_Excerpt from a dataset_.
┌──
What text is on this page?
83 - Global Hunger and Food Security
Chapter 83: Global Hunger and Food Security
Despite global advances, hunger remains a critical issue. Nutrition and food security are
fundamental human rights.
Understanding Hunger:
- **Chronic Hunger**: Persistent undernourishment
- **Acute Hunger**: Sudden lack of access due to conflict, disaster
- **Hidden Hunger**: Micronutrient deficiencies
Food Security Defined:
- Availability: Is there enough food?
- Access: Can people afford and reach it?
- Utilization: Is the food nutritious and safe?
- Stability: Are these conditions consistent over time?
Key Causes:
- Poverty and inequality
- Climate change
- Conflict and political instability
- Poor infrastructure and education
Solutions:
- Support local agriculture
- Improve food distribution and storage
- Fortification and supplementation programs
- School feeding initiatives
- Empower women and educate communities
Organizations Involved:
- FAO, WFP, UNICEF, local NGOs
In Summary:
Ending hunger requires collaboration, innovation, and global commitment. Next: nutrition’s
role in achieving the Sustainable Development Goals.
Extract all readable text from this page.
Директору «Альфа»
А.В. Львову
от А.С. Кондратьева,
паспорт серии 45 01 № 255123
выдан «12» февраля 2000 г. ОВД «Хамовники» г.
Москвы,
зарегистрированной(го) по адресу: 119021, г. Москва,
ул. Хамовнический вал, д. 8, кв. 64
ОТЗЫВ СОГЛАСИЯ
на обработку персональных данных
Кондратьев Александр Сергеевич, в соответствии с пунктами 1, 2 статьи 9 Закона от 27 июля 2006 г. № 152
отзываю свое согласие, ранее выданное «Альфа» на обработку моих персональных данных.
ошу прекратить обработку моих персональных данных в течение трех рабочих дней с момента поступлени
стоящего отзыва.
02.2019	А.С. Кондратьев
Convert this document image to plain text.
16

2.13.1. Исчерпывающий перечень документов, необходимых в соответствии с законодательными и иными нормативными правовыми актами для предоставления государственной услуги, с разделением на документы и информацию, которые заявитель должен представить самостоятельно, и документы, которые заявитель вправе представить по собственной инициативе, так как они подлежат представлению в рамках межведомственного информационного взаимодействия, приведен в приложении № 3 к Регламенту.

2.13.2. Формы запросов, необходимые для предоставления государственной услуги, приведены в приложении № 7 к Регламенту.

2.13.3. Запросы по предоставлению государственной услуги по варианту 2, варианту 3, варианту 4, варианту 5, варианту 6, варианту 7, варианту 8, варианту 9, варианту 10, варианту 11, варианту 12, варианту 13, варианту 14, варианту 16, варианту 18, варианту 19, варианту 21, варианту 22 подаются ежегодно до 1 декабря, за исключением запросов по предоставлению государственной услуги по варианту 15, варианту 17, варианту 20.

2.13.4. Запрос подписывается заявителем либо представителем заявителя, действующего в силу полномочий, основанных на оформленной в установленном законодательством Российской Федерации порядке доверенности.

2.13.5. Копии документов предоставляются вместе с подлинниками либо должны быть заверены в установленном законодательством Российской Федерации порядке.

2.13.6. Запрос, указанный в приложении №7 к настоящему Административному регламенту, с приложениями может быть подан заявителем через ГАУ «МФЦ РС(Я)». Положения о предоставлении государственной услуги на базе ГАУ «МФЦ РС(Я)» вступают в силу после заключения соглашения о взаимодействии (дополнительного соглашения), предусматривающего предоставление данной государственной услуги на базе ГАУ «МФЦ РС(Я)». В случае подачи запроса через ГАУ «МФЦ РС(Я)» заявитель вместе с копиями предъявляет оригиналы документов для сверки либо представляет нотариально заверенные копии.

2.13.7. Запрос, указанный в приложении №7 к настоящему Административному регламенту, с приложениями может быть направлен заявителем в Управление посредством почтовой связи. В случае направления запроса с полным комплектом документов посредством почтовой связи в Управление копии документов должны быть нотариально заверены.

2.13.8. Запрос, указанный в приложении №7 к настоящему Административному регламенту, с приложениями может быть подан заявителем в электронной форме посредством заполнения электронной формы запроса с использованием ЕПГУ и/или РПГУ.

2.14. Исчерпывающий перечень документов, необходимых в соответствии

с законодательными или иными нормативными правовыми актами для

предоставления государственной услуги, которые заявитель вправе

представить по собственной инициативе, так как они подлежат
└──
_Instruction_. Each line above that holds the string "законодательством" should be copied and shown.

_Exercise response_.
2.13.4. Запрос подписывается заявителем либо представителем заявителя, действующего в силу полномочий, основанных на оформленной в установленном законодательством Российской Федерации порядке доверенности.
2.13.5. Копии документов предоставляются вместе с подлинниками либо должны быть заверены в установленном законодательством Российской Федерации порядке.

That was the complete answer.